MATERIALS PROVIDED.
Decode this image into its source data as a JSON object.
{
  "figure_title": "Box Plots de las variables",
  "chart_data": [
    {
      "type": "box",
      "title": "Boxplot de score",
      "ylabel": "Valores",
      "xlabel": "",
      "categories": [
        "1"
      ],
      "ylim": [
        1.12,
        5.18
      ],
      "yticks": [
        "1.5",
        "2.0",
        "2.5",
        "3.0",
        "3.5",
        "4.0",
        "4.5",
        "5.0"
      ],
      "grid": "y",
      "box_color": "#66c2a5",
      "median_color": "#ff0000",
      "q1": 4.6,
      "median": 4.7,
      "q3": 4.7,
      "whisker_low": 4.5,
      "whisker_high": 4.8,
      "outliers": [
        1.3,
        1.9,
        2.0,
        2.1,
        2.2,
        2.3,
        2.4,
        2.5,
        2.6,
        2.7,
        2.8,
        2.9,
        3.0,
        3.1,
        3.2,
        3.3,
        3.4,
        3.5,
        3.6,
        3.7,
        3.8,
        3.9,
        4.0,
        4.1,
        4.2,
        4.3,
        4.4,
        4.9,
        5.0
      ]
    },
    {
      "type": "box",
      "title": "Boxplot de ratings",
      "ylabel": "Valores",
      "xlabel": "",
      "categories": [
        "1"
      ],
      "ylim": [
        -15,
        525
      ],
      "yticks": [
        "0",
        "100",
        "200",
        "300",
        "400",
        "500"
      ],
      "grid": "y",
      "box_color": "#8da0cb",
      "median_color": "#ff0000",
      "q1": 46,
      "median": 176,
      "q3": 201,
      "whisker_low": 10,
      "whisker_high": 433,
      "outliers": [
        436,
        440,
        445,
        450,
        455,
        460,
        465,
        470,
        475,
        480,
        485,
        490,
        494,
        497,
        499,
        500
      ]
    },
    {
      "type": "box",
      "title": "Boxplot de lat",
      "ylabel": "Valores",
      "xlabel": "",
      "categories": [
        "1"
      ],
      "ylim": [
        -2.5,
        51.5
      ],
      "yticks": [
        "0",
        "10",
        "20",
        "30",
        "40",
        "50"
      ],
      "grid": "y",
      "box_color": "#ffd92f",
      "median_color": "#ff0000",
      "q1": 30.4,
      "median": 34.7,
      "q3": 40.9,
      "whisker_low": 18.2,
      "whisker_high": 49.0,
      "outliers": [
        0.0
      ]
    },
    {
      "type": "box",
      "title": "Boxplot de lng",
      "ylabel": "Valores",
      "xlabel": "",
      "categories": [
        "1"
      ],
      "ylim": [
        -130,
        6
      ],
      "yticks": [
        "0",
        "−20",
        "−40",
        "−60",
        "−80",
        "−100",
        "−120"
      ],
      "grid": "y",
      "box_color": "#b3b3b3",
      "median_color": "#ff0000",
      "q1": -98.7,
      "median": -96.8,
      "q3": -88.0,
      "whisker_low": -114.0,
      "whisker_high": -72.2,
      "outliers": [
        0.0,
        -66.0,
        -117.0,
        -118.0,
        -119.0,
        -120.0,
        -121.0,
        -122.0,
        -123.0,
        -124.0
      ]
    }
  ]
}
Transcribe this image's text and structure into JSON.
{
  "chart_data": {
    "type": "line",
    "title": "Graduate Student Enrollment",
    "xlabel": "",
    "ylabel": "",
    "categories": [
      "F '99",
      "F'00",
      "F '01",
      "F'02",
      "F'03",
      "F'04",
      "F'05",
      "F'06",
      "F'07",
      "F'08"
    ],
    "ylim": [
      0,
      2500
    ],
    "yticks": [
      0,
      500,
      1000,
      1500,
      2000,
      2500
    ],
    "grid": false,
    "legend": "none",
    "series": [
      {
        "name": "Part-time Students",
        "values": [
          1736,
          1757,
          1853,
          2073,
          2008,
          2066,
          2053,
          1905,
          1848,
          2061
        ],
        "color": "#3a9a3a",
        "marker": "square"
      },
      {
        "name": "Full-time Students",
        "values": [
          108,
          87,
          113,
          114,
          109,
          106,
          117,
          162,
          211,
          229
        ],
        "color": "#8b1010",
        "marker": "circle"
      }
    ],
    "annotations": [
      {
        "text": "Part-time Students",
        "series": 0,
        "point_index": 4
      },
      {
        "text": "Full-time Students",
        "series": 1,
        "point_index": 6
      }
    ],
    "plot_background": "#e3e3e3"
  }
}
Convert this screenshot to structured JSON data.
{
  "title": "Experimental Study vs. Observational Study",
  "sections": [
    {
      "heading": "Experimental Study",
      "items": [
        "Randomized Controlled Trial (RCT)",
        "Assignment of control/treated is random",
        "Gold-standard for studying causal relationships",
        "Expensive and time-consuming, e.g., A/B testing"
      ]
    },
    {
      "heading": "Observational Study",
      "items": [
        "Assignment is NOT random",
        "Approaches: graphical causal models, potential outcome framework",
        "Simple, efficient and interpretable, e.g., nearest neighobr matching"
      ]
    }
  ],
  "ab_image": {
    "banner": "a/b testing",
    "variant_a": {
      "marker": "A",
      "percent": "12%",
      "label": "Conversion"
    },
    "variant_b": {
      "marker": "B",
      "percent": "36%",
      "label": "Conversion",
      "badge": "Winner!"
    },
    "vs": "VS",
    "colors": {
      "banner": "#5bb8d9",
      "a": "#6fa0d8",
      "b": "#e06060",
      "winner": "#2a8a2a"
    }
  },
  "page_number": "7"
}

SHORT TASK. Search the lines above for the string "this", then show every one that has it.

EXERCISE ANSWER.
Decode this image into its source data as a JSON object.
Transcribe this image's text and structure into JSON.
Convert this screenshot to structured JSON data.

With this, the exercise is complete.